:: Stated problem ::
Copy the material that follows word for word and omit its pictures.

** START Supplied data **

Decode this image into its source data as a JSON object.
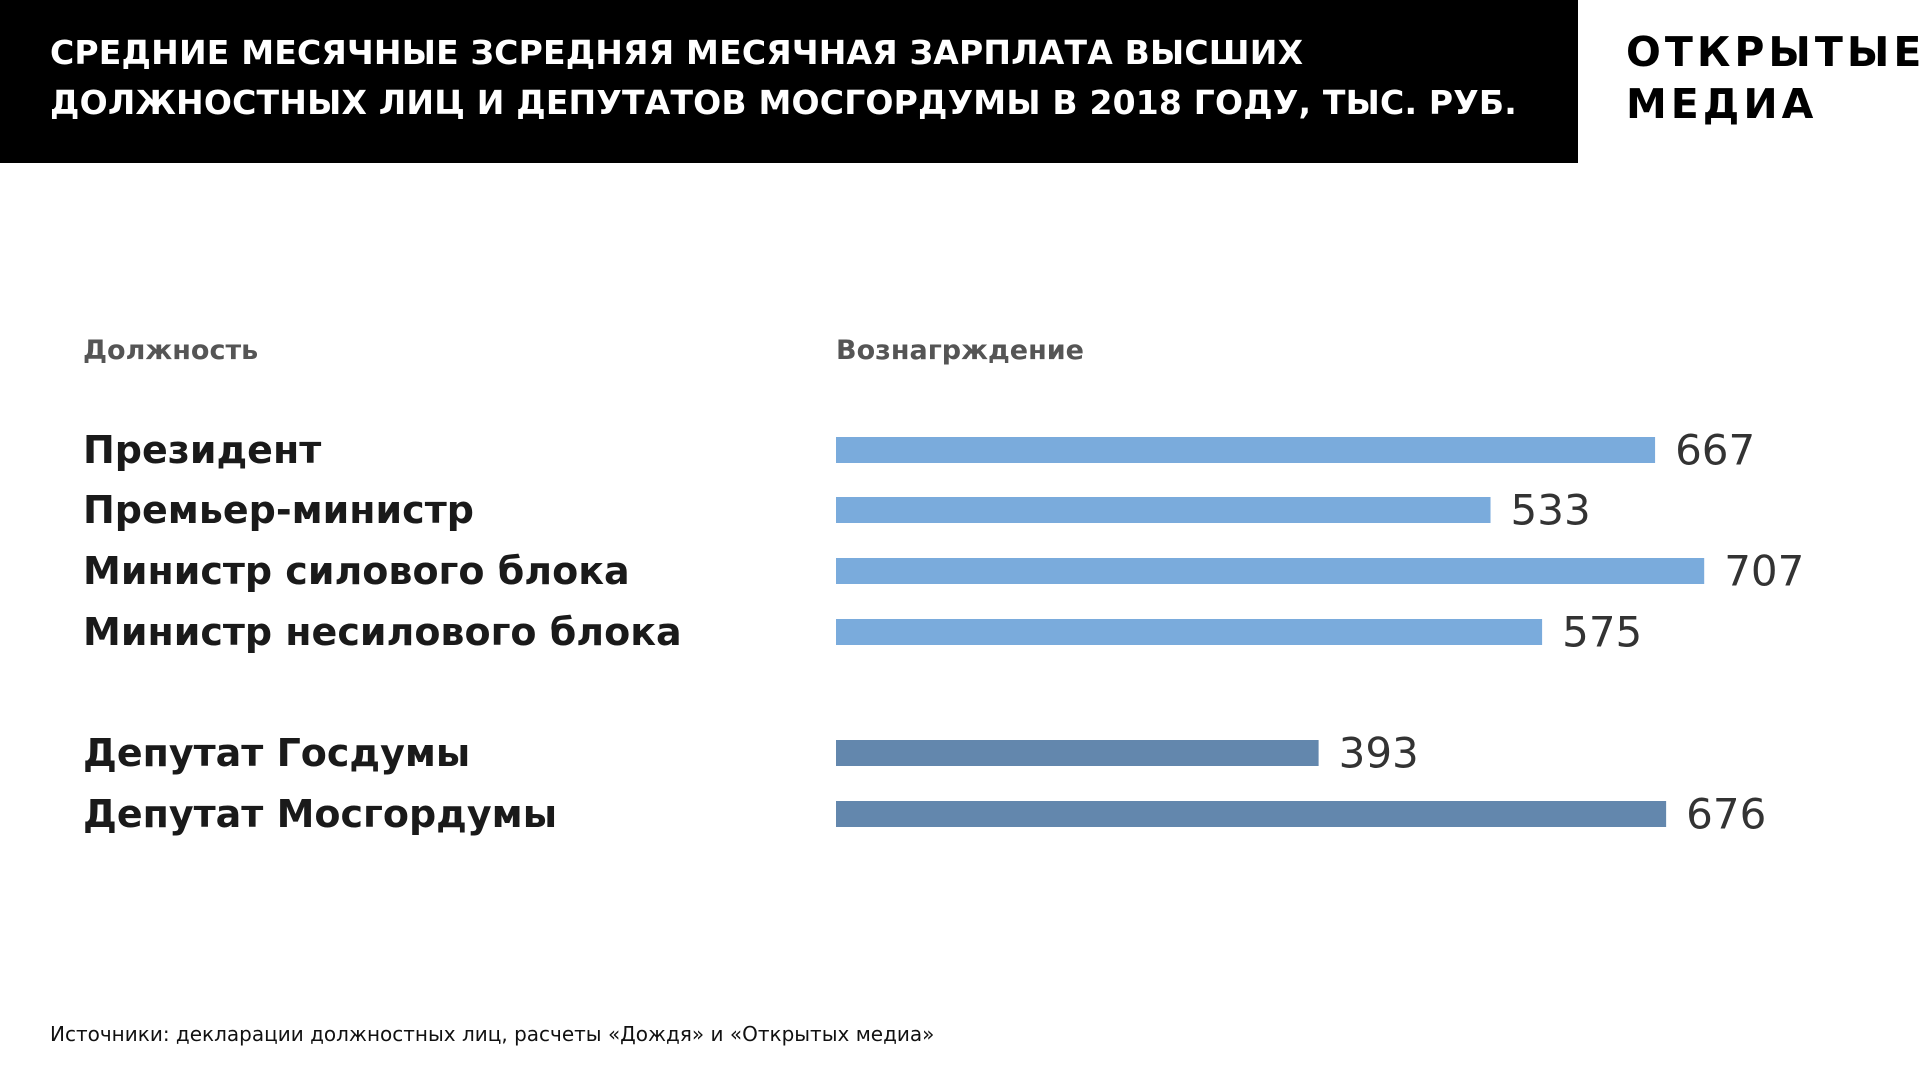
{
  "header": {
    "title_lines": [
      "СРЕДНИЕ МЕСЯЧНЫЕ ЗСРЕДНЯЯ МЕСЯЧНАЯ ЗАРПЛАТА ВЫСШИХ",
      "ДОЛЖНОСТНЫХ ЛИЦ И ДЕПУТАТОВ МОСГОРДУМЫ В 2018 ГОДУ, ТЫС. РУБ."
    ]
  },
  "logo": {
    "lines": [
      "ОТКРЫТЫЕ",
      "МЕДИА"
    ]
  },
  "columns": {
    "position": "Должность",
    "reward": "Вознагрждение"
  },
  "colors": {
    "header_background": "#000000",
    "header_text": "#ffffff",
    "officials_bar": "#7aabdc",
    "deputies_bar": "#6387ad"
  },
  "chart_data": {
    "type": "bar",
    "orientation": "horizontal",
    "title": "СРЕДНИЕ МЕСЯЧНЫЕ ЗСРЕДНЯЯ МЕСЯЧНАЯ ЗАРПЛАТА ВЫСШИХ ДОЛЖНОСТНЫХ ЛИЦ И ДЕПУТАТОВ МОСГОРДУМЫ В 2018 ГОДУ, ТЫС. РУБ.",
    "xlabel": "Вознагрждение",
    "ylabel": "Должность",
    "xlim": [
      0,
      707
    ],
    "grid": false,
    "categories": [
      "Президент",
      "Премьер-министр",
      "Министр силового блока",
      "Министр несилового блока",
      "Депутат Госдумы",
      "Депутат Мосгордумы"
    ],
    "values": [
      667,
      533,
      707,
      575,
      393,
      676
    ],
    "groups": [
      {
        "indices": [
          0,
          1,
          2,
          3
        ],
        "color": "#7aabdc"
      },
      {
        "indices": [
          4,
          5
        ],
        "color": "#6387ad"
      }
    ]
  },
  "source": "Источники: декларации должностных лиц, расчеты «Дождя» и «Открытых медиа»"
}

** END Supplied data **

:: Final result ::
Decode this image into its source data as a JSON object.
{
  "header": {
    "title_lines": [
      "СРЕДНИЕ МЕСЯЧНЫЕ ЗСРЕДНЯЯ МЕСЯЧНАЯ ЗАРПЛАТА ВЫСШИХ",
      "ДОЛЖНОСТНЫХ ЛИЦ И ДЕПУТАТОВ МОСГОРДУМЫ В 2018 ГОДУ, ТЫС. РУБ."
    ]
  },
  "logo": {
    "lines": [
      "ОТКРЫТЫЕ",
      "МЕДИА"
    ]
  },
  "columns": {
    "position": "Должность",
    "reward": "Вознагрждение"
  },
  "colors": {
    "header_background": "#000000",
    "header_text": "#ffffff",
    "officials_bar": "#7aabdc",
    "deputies_bar": "#6387ad"
  },
  "chart_data": {
    "type": "bar",
    "orientation": "horizontal",
    "title": "СРЕДНИЕ МЕСЯЧНЫЕ ЗСРЕДНЯЯ МЕСЯЧНАЯ ЗАРПЛАТА ВЫСШИХ ДОЛЖНОСТНЫХ ЛИЦ И ДЕПУТАТОВ МОСГОРДУМЫ В 2018 ГОДУ, ТЫС. РУБ.",
    "xlabel": "Вознагрждение",
    "ylabel": "Должность",
    "xlim": [
      0,
      707
    ],
    "grid": false,
    "categories": [
      "Президент",
      "Премьер-министр",
      "Министр силового блока",
      "Министр несилового блока",
      "Депутат Госдумы",
      "Депутат Мосгордумы"
    ],
    "values": [
      667,
      533,
      707,
      575,
      393,
      676
    ],
    "groups": [
      {
        "indices": [
          0,
          1,
          2,
          3
        ],
        "color": "#7aabdc"
      },
      {
        "indices": [
          4,
          5
        ],
        "color": "#6387ad"
      }
    ]
  },
  "source": "Источники: декларации должностных лиц, расчеты «Дождя» и «Открытых медиа»"
}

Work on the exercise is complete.